» WHAT IS EXPECTED
Every record here should be printed again exactly.

**** EXTRACTED MATERIAL

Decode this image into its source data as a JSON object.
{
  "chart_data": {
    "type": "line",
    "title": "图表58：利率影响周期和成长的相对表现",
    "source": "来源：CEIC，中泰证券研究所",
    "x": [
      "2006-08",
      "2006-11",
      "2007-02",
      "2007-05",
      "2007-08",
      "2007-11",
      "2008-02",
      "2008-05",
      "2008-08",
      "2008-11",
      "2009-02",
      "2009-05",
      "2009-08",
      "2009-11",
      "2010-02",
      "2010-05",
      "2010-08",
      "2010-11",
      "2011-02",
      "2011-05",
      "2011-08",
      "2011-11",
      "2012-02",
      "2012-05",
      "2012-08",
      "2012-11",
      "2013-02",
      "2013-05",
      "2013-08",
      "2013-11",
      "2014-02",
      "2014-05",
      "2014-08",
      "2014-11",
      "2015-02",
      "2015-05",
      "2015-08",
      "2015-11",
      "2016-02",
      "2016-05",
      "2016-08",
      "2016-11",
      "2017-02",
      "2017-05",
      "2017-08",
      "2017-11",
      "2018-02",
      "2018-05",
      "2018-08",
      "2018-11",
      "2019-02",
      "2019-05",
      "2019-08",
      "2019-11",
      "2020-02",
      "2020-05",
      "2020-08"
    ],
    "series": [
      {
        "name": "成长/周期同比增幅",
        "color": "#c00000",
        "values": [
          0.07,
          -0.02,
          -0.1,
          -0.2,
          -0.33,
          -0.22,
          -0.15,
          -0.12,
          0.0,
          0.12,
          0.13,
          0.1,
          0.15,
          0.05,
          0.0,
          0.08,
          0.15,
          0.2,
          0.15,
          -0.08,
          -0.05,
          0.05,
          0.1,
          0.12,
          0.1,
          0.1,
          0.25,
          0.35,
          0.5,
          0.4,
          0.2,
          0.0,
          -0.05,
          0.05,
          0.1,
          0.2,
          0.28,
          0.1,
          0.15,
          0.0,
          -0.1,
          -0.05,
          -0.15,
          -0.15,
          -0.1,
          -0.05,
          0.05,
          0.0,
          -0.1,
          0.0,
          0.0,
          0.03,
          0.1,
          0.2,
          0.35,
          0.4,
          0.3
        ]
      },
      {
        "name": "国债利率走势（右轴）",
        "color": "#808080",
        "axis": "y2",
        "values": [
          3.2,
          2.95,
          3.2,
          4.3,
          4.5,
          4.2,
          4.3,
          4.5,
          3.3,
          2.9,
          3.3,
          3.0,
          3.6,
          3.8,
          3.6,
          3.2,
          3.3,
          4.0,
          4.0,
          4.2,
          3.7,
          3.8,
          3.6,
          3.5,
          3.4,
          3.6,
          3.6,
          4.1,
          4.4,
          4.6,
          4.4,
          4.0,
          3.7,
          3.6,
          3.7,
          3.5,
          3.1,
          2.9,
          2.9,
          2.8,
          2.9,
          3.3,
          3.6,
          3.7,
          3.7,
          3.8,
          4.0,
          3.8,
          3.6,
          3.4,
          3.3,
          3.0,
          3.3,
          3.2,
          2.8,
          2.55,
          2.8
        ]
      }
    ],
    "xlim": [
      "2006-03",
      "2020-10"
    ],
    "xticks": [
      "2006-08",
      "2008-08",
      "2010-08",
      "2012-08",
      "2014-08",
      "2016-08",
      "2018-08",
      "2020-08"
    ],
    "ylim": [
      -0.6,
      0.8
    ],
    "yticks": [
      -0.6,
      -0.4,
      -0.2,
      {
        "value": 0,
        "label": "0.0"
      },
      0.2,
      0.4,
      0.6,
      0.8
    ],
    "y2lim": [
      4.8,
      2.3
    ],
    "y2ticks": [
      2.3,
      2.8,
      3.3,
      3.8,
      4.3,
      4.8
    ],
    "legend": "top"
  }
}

********

» RESULT
Decode this image into its source data as a JSON object.
{
  "chart_data": {
    "type": "line",
    "title": "图表58：利率影响周期和成长的相对表现",
    "source": "来源：CEIC，中泰证券研究所",
    "x": [
      "2006-08",
      "2006-11",
      "2007-02",
      "2007-05",
      "2007-08",
      "2007-11",
      "2008-02",
      "2008-05",
      "2008-08",
      "2008-11",
      "2009-02",
      "2009-05",
      "2009-08",
      "2009-11",
      "2010-02",
      "2010-05",
      "2010-08",
      "2010-11",
      "2011-02",
      "2011-05",
      "2011-08",
      "2011-11",
      "2012-02",
      "2012-05",
      "2012-08",
      "2012-11",
      "2013-02",
      "2013-05",
      "2013-08",
      "2013-11",
      "2014-02",
      "2014-05",
      "2014-08",
      "2014-11",
      "2015-02",
      "2015-05",
      "2015-08",
      "2015-11",
      "2016-02",
      "2016-05",
      "2016-08",
      "2016-11",
      "2017-02",
      "2017-05",
      "2017-08",
      "2017-11",
      "2018-02",
      "2018-05",
      "2018-08",
      "2018-11",
      "2019-02",
      "2019-05",
      "2019-08",
      "2019-11",
      "2020-02",
      "2020-05",
      "2020-08"
    ],
    "series": [
      {
        "name": "成长/周期同比增幅",
        "color": "#c00000",
        "values": [
          0.07,
          -0.02,
          -0.1,
          -0.2,
          -0.33,
          -0.22,
          -0.15,
          -0.12,
          0.0,
          0.12,
          0.13,
          0.1,
          0.15,
          0.05,
          0.0,
          0.08,
          0.15,
          0.2,
          0.15,
          -0.08,
          -0.05,
          0.05,
          0.1,
          0.12,
          0.1,
          0.1,
          0.25,
          0.35,
          0.5,
          0.4,
          0.2,
          0.0,
          -0.05,
          0.05,
          0.1,
          0.2,
          0.28,
          0.1,
          0.15,
          0.0,
          -0.1,
          -0.05,
          -0.15,
          -0.15,
          -0.1,
          -0.05,
          0.05,
          0.0,
          -0.1,
          0.0,
          0.0,
          0.03,
          0.1,
          0.2,
          0.35,
          0.4,
          0.3
        ]
      },
      {
        "name": "国债利率走势（右轴）",
        "color": "#808080",
        "axis": "y2",
        "values": [
          3.2,
          2.95,
          3.2,
          4.3,
          4.5,
          4.2,
          4.3,
          4.5,
          3.3,
          2.9,
          3.3,
          3.0,
          3.6,
          3.8,
          3.6,
          3.2,
          3.3,
          4.0,
          4.0,
          4.2,
          3.7,
          3.8,
          3.6,
          3.5,
          3.4,
          3.6,
          3.6,
          4.1,
          4.4,
          4.6,
          4.4,
          4.0,
          3.7,
          3.6,
          3.7,
          3.5,
          3.1,
          2.9,
          2.9,
          2.8,
          2.9,
          3.3,
          3.6,
          3.7,
          3.7,
          3.8,
          4.0,
          3.8,
          3.6,
          3.4,
          3.3,
          3.0,
          3.3,
          3.2,
          2.8,
          2.55,
          2.8
        ]
      }
    ],
    "xlim": [
      "2006-03",
      "2020-10"
    ],
    "xticks": [
      "2006-08",
      "2008-08",
      "2010-08",
      "2012-08",
      "2014-08",
      "2016-08",
      "2018-08",
      "2020-08"
    ],
    "ylim": [
      -0.6,
      0.8
    ],
    "yticks": [
      -0.6,
      -0.4,
      -0.2,
      {
        "value": 0,
        "label": "0.0"
      },
      0.2,
      0.4,
      0.6,
      0.8
    ],
    "y2lim": [
      4.8,
      2.3
    ],
    "y2ticks": [
      2.3,
      2.8,
      3.3,
      3.8,
      4.3,
      4.8
    ],
    "legend": "top"
  }
}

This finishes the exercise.